## [Exercise 1]
In the passage on sparse retrieval models, why does DeepCT fail to solve the vocabulary mismatch?
## [Exercise 2]
Reproduce the part of the passage on sparse retrieval models that lies between "Section Summary: The" and "and index efficiency.", inclusive.

## [Document text]

An alternative to dense indexes is term-based ones. Building on standard BOW models, Zamani et al. first introduced SNRM [7]: the model embeds documents and queries in a sparse high-dimensional latent space by means of $\ell_1$ regularization on representations. However, SNRM effectiveness remains limited and its efficiency has been questioned [21]. More recently, there have been attempts to transfer the knowledge from pre-trained LM to sparse approaches. Based on BERT, DeepCT [8, 22, 23] focused on learning contextualized term weights in the full vocabulary space – akin to BOW term weights. However, as the vocabulary associated with a document remains the same, this type of approach does not solve the vocabulary mismatch, as acknowledged by the use of query expansion for retrieval [8]. A first solution to this problem consists in expanding documents using generative approaches such as doc2query [9] and docTTTTTquery [24] to predict expansion words for documents. The document expansion adds new terms to documents – hence fighting the vocabulary mismatch – as well as repeats existing terms, implicitly performing re-weighting by boosting important terms. These methods are however limited by the way they are trained (predicting queries), which is indirect in nature and limit their progress. A second solution to this problem, that has been chosen by recent works such as [11, 12, 10], is to estimate the importance of each term of the vocabulary implied by each term of the document, i.e. to compute an interaction matrix between the document or query tokens and all the tokens from the vocabulary. This is followed by an aggregation mechanism (roughly sum for SparTerm [11], max for EPIC [12] and SPARTA [10]), that allows to compute an importance weight for each term of the vocabulary, for the full document or query. However, EPIC and SPARTA (document) representations are not sparse enough by construction – unless resorting on top- $k$ pooling – contrary to SparTerm, for which fast retrieval is thus possible. Furthermore, the latter does not include (like SNRM) an explicit sparsity regularization, which hinders its performance. Our SPLADE model relies on such regularization, as well as other key changes, that boost both the efficiency and the effectiveness of this type of models.

3. Sparse Lexical representations for first-stage ranking

Section Summary: The section first outlines the SparTerm model, which uses a BERT-based approach to assign importance weights to terms from a large vocabulary for queries and documents, enabling both exact matching and controlled expansion while producing sparse vectors that support fast retrieval from an inverted index; it also notes SparTerm’s drawbacks, such as a complicated non-end-to-end gating step and limited gains from its expansion mechanism. It then presents SPLADE as a streamlined alternative that replaces the original weighting scheme with a log-saturation function, drops the fixed binary gate, and adds FLOPS regularization plus an in-batch negative ranking loss. Together these changes allow the model to learn sparse, expansion-aware representations jointly and end-to-end, improving both effectiveness and index efficiency.

## [Spatial annotation entries]
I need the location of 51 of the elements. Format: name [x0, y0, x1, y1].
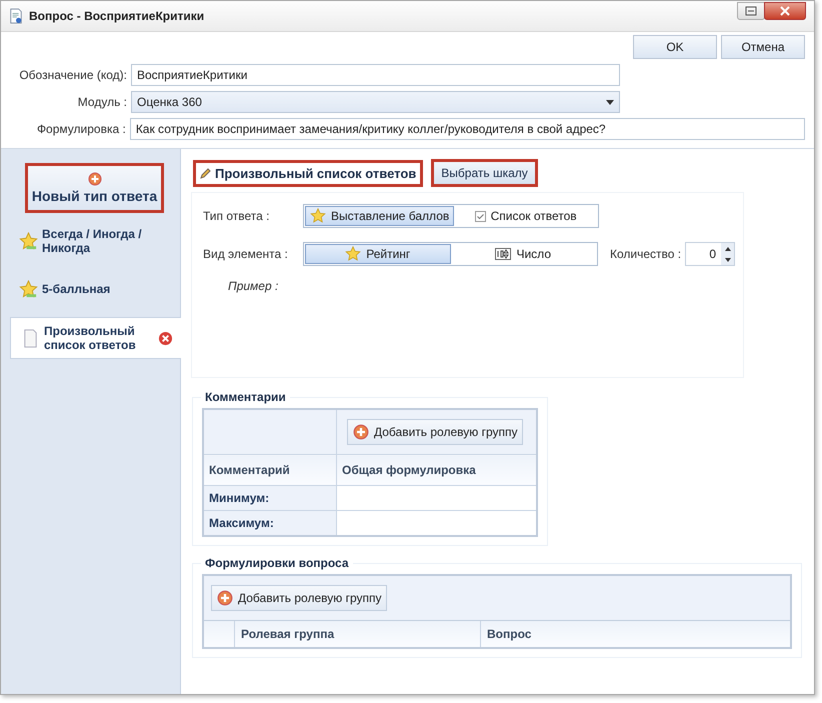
column-header: Ролевая группа [235, 621, 481, 647]
star-icon [19, 232, 38, 250]
up-arrow-icon[interactable] [724, 246, 731, 250]
sidebar-item[interactable]: 5-балльная [1, 269, 180, 309]
field-label: Модуль : [76, 95, 128, 109]
module-dropdown[interactable]: Оценка 360 [131, 91, 620, 113]
row-header: Максимум: [203, 510, 336, 536]
example-label: Пример : [228, 279, 278, 293]
dialog-button[interactable]: Отмена [721, 35, 805, 59]
column-header: Вопрос [486, 626, 532, 643]
close-button[interactable] [764, 2, 806, 20]
field-label: Количество : [610, 247, 682, 261]
caret-icon [606, 100, 614, 104]
field-label: Вид элемента : [203, 247, 289, 261]
star-icon [310, 208, 326, 224]
group-title: Формулировки вопроса [204, 556, 350, 570]
checkbox-icon [474, 210, 486, 222]
group-title: Комментарии [204, 390, 287, 404]
pencil-icon [200, 167, 212, 179]
star-icon [19, 280, 38, 298]
option-button[interactable]: Выставление баллов [305, 206, 454, 226]
plus-icon [88, 172, 102, 186]
column-header: Комментарий [203, 454, 336, 486]
restore-button[interactable] [737, 2, 765, 20]
close-icon [779, 6, 791, 16]
option-button[interactable]: Рейтинг [305, 244, 450, 264]
field-label: Формулировка : [36, 122, 127, 136]
row-header: Минимум: [203, 486, 336, 510]
remove-icon[interactable] [158, 330, 173, 346]
input-field[interactable]: Как сотрудник воспринимает замечания/критику коллег/руководителя в свой адрес? [130, 118, 805, 140]
add-role-group-button[interactable]: Добавить ролевую группу [347, 419, 524, 445]
answer-type-title: Произвольный список ответов [193, 160, 424, 186]
field-label: Тип ответа : [203, 209, 270, 223]
plus-icon [217, 590, 233, 606]
spinner-icon [495, 248, 512, 260]
count-spinner[interactable]: 0 [685, 242, 736, 266]
new-answer-type-button[interactable]: Новый тип ответа [25, 163, 164, 213]
add-role-group-button[interactable]: Добавить ролевую группу [211, 585, 388, 611]
star-icon [345, 246, 362, 262]
document-icon [9, 8, 23, 24]
down-arrow-icon[interactable] [724, 258, 731, 262]
restore-icon [745, 6, 757, 16]
field-label: Обозначение (код): [18, 68, 128, 82]
sidebar-item[interactable]: Всегда / Иногда / Никогда [1, 221, 180, 261]
input-field[interactable]: ВосприятиеКритики [131, 64, 620, 86]
sidebar-item[interactable]: Произвольный список ответов [10, 317, 181, 359]
choose-scale-button[interactable]: Выбрать шкалу [431, 159, 538, 187]
dialog-button[interactable]: OK [633, 35, 717, 59]
plus-icon [353, 424, 369, 440]
window-title: Вопрос - ВосприятиеКритики [29, 9, 204, 23]
column-header: Общая формулировка [336, 454, 537, 486]
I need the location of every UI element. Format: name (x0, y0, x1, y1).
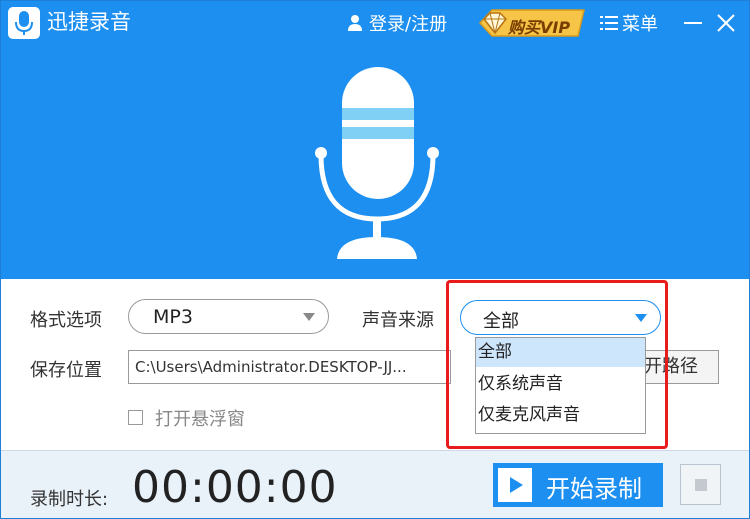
login-register-link[interactable]: 登录/注册 (347, 10, 447, 36)
duration-label: 录制时长: (30, 489, 109, 510)
play-icon (498, 468, 532, 502)
close-icon (717, 14, 735, 32)
app-window: 迅捷录音 登录/注册 购买VIP 菜单 格式选项 MP3 声音来源 全部 保存位… (0, 0, 750, 519)
float-window-checkbox[interactable] (128, 410, 143, 425)
menu-label: 菜单 (622, 14, 658, 35)
buy-vip-label: 购买VIP (508, 18, 571, 37)
app-title: 迅捷录音 (47, 10, 131, 34)
float-window-label: 打开悬浮窗 (155, 409, 245, 430)
stop-icon (695, 479, 707, 491)
app-logo-mic-icon (8, 7, 40, 39)
title-bar: 迅捷录音 登录/注册 购买VIP 菜单 (1, 1, 749, 45)
format-value: MP3 (153, 306, 193, 328)
close-button[interactable] (712, 9, 740, 37)
user-icon (348, 15, 362, 31)
highlight-box (446, 280, 668, 449)
format-select[interactable]: MP3 (128, 299, 329, 334)
start-recording-label: 开始录制 (546, 475, 642, 503)
stop-button[interactable] (680, 464, 721, 505)
menu-button[interactable]: 菜单 (600, 10, 658, 36)
menu-icon (600, 16, 618, 30)
duration-value: 00:00:00 (132, 462, 338, 513)
minimize-button[interactable] (679, 9, 707, 37)
format-label: 格式选项 (30, 310, 102, 331)
save-path-input[interactable]: C:\Users\Administrator.DESKTOP-JJ... (128, 350, 451, 384)
login-register-label: 登录/注册 (369, 14, 448, 35)
header: 迅捷录音 登录/注册 购买VIP 菜单 (1, 1, 749, 279)
minimize-icon (684, 22, 702, 24)
save-location-label: 保存位置 (30, 360, 102, 381)
source-label: 声音来源 (362, 310, 434, 331)
start-recording-button[interactable]: 开始录制 (493, 463, 663, 507)
microphone-icon (309, 61, 445, 261)
chevron-down-icon (303, 313, 315, 321)
buy-vip-button[interactable]: 购买VIP (478, 8, 586, 38)
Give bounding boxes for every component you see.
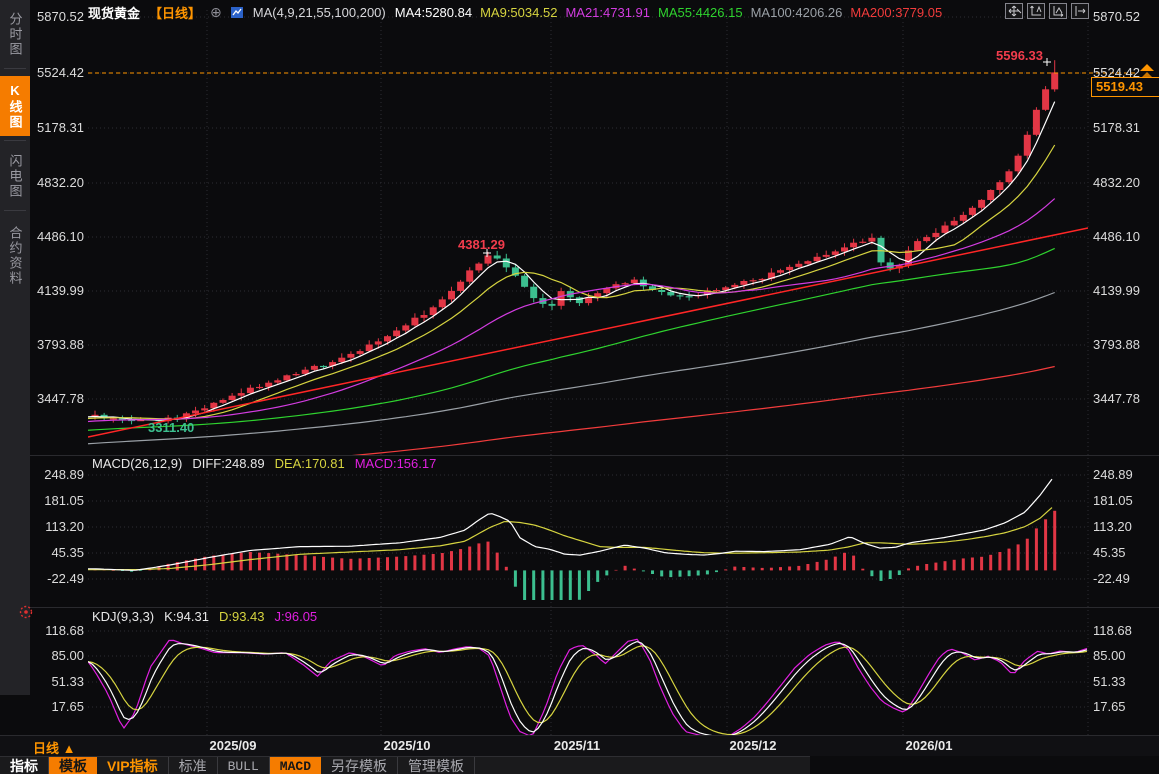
annotation-swing-low: 3311.40	[148, 420, 194, 435]
chart-canvas[interactable]	[0, 0, 1159, 774]
kdj-title: KDJ(9,3,3)	[92, 609, 154, 624]
compare-add-icon[interactable]: ⊕	[210, 4, 222, 21]
scale-x-axis-icon[interactable]	[1049, 3, 1067, 19]
kdj-axis-tick-left: 118.68	[30, 624, 84, 638]
last-price-tag: 5519.43	[1091, 77, 1159, 97]
price-axis-tick-left: 3793.88	[30, 338, 84, 352]
chart-header: 现货黄金 【日线】 ⊕ MA(4,9,21,55,100,200) MA4:52…	[88, 3, 950, 21]
month-label: 2025/11	[554, 738, 600, 753]
ma-legend-item: MA4:5280.84	[395, 5, 472, 20]
sidebar-divider	[4, 68, 26, 69]
move-icon[interactable]	[1005, 3, 1023, 19]
footer-tab-8[interactable]: 管理模板	[398, 757, 475, 774]
macd-axis-tick-right: 181.05	[1093, 494, 1133, 508]
macd-header: MACD(26,12,9) DIFF:248.89 DEA:170.81 MACD:1…	[92, 456, 446, 471]
month-label: 2026/01	[906, 738, 953, 753]
macd-axis-tick-left: -22.49	[30, 572, 84, 586]
macd-pane	[88, 479, 1056, 612]
footer-tab-6[interactable]: MACD	[270, 757, 321, 774]
macd-axis-tick-left: 248.89	[30, 468, 84, 482]
macd-value: MACD:156.17	[355, 456, 437, 471]
kdj-axis-tick-left: 85.00	[30, 649, 84, 663]
kdj-header: KDJ(9,3,3) K:94.31 D:93.43 J:96.05	[92, 609, 327, 624]
indicator-settings-icon[interactable]	[19, 605, 33, 619]
footer-tab-2[interactable]: 模板	[49, 757, 97, 774]
instrument-name: 现货黄金	[88, 3, 140, 22]
macd-axis-tick-right: 248.89	[1093, 468, 1133, 482]
ma-legend-item: MA55:4426.15	[658, 5, 743, 20]
macd-axis-tick-left: 45.35	[30, 546, 84, 560]
time-axis: 日线 ▲ 2025/09 2025/10 2025/11 2025/12 2026/01	[0, 735, 1159, 756]
annotation-swing-high: 4381.29	[458, 237, 505, 252]
sidebar-tab-3[interactable]: 闪电图	[0, 146, 30, 206]
ma-legend-item: MA9:5034.52	[480, 5, 557, 20]
footer-tab-5[interactable]: BULL	[218, 757, 270, 774]
trading-app: 分时图 K线图闪电图合约资料 现货黄金 【日线】 ⊕ MA(4,9,21,55,1…	[0, 0, 1159, 774]
kdj-k-value: K:94.31	[164, 609, 209, 624]
period-tag[interactable]: 【日线】	[149, 3, 201, 22]
month-label: 2025/12	[730, 738, 777, 753]
bottom-toolbar: 指标模板VIP指标标准BULLMACD另存模板管理模板	[0, 756, 810, 774]
kdj-axis-tick-right: 17.65	[1093, 700, 1126, 714]
kdj-axis-tick-right: 85.00	[1093, 649, 1126, 663]
footer-tab-3[interactable]: VIP指标	[97, 757, 169, 774]
kdj-d-value: D:93.43	[219, 609, 265, 624]
kdj-j-value: J:96.05	[275, 609, 318, 624]
macd-axis-tick-left: 181.05	[30, 494, 84, 508]
price-axis-tick-left: 4139.99	[30, 284, 84, 298]
macd-dea-value: DEA:170.81	[275, 456, 345, 471]
month-label: 2025/10	[384, 738, 431, 753]
price-axis-tick-right: 3447.78	[1093, 392, 1140, 406]
price-axis-tick-left: 5870.52	[30, 10, 84, 24]
macd-axis-tick-right: 45.35	[1093, 546, 1126, 560]
price-axis-tick-left: 5178.31	[30, 121, 84, 135]
sidebar-divider	[4, 210, 26, 211]
macd-axis-tick-right: 113.20	[1093, 520, 1132, 534]
kdj-axis-tick-left: 17.65	[30, 700, 84, 714]
sidebar-tab-2[interactable]: K线图	[0, 76, 30, 136]
price-axis-tick-right: 3793.88	[1093, 338, 1140, 352]
macd-axis-tick-right: -22.49	[1093, 572, 1130, 586]
price-axis-tick-right: 5870.52	[1093, 10, 1140, 24]
scale-y-axis-icon[interactable]	[1027, 3, 1045, 19]
price-axis-tick-right: 4486.10	[1093, 230, 1140, 244]
macd-diff-value: DIFF:248.89	[192, 456, 264, 471]
macd-axis-tick-left: 113.20	[30, 520, 84, 534]
kdj-axis-tick-right: 51.33	[1093, 675, 1126, 689]
ma-legend-item: MA200:3779.05	[850, 5, 942, 20]
footer-tab-1[interactable]: 指标	[0, 757, 49, 774]
goto-latest-icon[interactable]	[1071, 3, 1089, 19]
sidebar-tab-4[interactable]: 合约资料	[0, 214, 30, 298]
kdj-pane	[88, 639, 1087, 736]
price-axis-tick-right: 5178.31	[1093, 121, 1140, 135]
period-selector[interactable]: 日线 ▲	[33, 738, 75, 757]
footer-tab-4[interactable]: 标准	[169, 757, 218, 774]
kdj-axis-tick-left: 51.33	[30, 675, 84, 689]
mini-chart-icon	[231, 6, 244, 19]
price-axis-tick-right: 4832.20	[1093, 176, 1140, 190]
ma-legend-item: MA21:4731.91	[565, 5, 650, 20]
window-controls	[1005, 3, 1089, 19]
kdj-axis-tick-right: 118.68	[1093, 624, 1132, 638]
main-pane	[86, 60, 1088, 465]
price-axis-tick-left: 4832.20	[30, 176, 84, 190]
price-axis-tick-left: 4486.10	[30, 230, 84, 244]
macd-title: MACD(26,12,9)	[92, 456, 182, 471]
sidebar-tab-1[interactable]: 分时图	[0, 4, 30, 64]
month-label: 2025/09	[210, 738, 257, 753]
ma-legend: MA4:5280.84 MA9:5034.52 MA21:4731.91 MA55:4…	[395, 5, 950, 20]
ma-group-label: MA(4,9,21,55,100,200)	[253, 5, 386, 20]
ma-legend-item: MA100:4206.26	[751, 5, 843, 20]
footer-tab-7[interactable]: 另存模板	[321, 757, 398, 774]
price-axis-tick-left: 3447.78	[30, 392, 84, 406]
left-sidebar: 分时图 K线图闪电图合约资料	[0, 0, 30, 695]
annotation-period-high: 5596.33	[996, 48, 1043, 63]
price-axis-tick-right: 4139.99	[1093, 284, 1140, 298]
price-axis-tick-left: 5524.42	[30, 66, 84, 80]
sidebar-divider	[4, 140, 26, 141]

## [Correct answer 1]
DeepCT learns contextualized weights only for the terms a document already has, so the document's vocabulary stays the same and missing terms still cannot be matched. The passage notes that DeepCT's use of query expansion for retrieval acknowledges this.

## [Correct answer 2]
Section Summary: The section first outlines the SparTerm model, which uses a BERT-based approach to assign importance weights to terms from a large vocabulary for queries and documents, enabling both exact matching and controlled expansion while producing sparse vectors that support fast retrieval from an inverted index; it also notes SparTerm’s drawbacks, such as a complicated non-end-to-end gating step and limited gains from its expansion mechanism. It then presents SPLADE as a streamlined alternative that replaces the original weighting scheme with a log-saturation function, drops the fixed binary gate, and adds FLOPS regularization plus an in-batch negative ranking loss. Together these changes allow the model to learn sparse, expansion-aware representations jointly and end-to-end, improving both effectiveness and index efficiency.